Consigne:
Extrayez intégralement le texte ci-dessous sur la dénonciation des violences faites aux femmes, en le reproduisant mot pour mot, sans la moindre modification.

Texte fourni:
____

Parfois nous avons la sensation que nous avons déjà tout dit. Nous avons dénoncé les violences avec #MeToo, nous avons balancé les porcs, nous avons hurlé « pas une de plus » chaque 25 novembre.
Nous avons parlé des viols que nous avions subis, parfois enfant (#MeTooInceste), souvent dans nos couples (#JeNaiPasConsenti). Nous avons crié les noms des femmes mortes sous les coups et nous avons soutenu celles qui avaient tué pour ne pas mourir. Nous avons dénoncé l’incompétence de la police avec #DoublePeine, nous avons dénoncé les violences dans les partis et dans les syndicats avec #RelèveFéministe. Nous avons dénoncé les violences gynécologiques avec STOPVoG, nous avons aussi parlé de celles vécues dans les bars (#BalanceTonBar), nous avons lutté contre la représentation des viols en internat de médecine, et des viols d’enfants dans les bandes dessinées.

____

(Données d'analyse de la mise en page)
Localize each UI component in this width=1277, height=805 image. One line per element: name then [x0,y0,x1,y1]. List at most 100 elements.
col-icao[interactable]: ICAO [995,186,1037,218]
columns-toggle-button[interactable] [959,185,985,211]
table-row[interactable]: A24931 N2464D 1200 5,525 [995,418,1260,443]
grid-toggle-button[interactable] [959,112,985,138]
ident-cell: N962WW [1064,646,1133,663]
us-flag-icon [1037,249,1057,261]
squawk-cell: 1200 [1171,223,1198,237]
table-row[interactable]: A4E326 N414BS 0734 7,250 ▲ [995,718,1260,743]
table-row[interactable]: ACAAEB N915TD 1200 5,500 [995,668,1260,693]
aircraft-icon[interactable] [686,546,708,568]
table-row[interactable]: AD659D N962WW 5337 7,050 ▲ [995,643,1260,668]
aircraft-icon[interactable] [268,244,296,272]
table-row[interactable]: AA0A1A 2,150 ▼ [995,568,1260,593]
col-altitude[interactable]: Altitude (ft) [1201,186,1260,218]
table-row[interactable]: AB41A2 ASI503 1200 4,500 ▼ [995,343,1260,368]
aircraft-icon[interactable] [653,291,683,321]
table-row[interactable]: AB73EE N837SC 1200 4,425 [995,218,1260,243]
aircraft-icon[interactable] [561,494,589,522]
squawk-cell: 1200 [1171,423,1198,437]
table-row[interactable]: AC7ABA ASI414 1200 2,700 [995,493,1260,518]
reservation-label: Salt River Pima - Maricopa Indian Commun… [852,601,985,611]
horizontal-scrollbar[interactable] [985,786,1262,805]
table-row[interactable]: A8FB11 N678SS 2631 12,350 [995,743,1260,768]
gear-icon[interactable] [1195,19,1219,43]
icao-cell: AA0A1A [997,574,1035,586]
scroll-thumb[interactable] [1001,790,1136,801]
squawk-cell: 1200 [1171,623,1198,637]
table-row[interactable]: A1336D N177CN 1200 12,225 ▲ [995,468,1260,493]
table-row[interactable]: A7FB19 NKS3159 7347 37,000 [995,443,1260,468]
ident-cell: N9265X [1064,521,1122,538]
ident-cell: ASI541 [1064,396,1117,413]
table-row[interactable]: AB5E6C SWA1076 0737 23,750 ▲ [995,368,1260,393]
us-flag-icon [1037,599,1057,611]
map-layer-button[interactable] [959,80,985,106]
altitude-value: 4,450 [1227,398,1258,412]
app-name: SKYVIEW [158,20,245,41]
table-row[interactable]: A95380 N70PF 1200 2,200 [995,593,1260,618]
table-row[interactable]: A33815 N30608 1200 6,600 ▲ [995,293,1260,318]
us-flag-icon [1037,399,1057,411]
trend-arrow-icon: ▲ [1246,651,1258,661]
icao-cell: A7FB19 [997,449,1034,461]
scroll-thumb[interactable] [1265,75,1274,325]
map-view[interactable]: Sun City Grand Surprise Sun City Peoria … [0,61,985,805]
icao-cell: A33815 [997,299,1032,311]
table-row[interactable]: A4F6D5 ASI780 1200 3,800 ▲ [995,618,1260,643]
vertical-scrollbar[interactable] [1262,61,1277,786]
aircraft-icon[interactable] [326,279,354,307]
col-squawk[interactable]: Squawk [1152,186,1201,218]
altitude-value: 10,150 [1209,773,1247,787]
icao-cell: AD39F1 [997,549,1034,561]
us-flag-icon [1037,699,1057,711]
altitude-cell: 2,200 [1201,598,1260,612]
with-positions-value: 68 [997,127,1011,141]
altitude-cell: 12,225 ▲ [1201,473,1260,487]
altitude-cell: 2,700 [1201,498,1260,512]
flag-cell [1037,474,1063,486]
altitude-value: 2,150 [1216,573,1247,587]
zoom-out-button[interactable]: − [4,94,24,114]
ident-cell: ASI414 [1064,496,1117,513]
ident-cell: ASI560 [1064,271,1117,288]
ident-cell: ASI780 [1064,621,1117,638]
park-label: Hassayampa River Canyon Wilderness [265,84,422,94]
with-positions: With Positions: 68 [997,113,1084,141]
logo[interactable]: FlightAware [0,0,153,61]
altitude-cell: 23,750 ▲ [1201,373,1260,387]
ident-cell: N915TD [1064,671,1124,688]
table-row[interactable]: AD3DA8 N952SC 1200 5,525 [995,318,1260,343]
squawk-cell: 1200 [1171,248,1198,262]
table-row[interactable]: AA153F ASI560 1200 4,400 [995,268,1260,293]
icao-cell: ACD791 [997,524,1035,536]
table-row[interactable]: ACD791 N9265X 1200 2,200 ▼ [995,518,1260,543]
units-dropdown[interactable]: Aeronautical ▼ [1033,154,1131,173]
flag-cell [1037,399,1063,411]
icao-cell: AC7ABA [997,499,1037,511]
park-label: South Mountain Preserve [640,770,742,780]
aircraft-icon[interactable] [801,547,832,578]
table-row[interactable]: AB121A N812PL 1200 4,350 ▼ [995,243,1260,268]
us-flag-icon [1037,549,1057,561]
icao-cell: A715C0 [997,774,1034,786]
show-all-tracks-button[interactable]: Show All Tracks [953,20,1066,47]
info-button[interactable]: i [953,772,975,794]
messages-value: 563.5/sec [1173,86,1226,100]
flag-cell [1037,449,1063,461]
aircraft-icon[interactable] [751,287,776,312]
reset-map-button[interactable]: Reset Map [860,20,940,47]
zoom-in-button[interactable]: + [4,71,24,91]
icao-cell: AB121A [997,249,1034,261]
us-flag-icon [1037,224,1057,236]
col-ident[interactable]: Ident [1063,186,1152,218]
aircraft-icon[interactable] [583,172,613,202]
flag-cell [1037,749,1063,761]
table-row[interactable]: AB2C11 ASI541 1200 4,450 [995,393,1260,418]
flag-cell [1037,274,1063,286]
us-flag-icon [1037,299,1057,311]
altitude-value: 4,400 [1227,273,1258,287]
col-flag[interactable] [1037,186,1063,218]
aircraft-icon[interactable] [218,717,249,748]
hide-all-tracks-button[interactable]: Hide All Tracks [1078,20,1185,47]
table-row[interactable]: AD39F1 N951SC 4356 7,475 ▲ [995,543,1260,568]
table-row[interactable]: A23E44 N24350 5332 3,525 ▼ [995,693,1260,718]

____

Résultat attendu:
Parfois nous avons la sensation que nous avons déjà tout dit. Nous avons dénoncé les violences avec #MeToo, nous avons balancé les porcs, nous avons hurlé « pas une de plus » chaque 25 novembre.
Nous avons parlé des viols que nous avions subis, parfois enfant (#MeTooInceste), souvent dans nos couples (#JeNaiPasConsenti). Nous avons crié les noms des femmes mortes sous les coups et nous avons soutenu celles qui avaient tué pour ne pas mourir. Nous avons dénoncé l’incompétence de la police avec #DoublePeine, nous avons dénoncé les violences dans les partis et dans les syndicats avec #RelèveFéministe. Nous avons dénoncé les violences gynécologiques avec STOPVoG, nous avons aussi parlé de celles vécues dans les bars (#BalanceTonBar), nous avons lutté contre la représentation des viols en internat de médecine, et des viols d’enfants dans les bandes dessinées.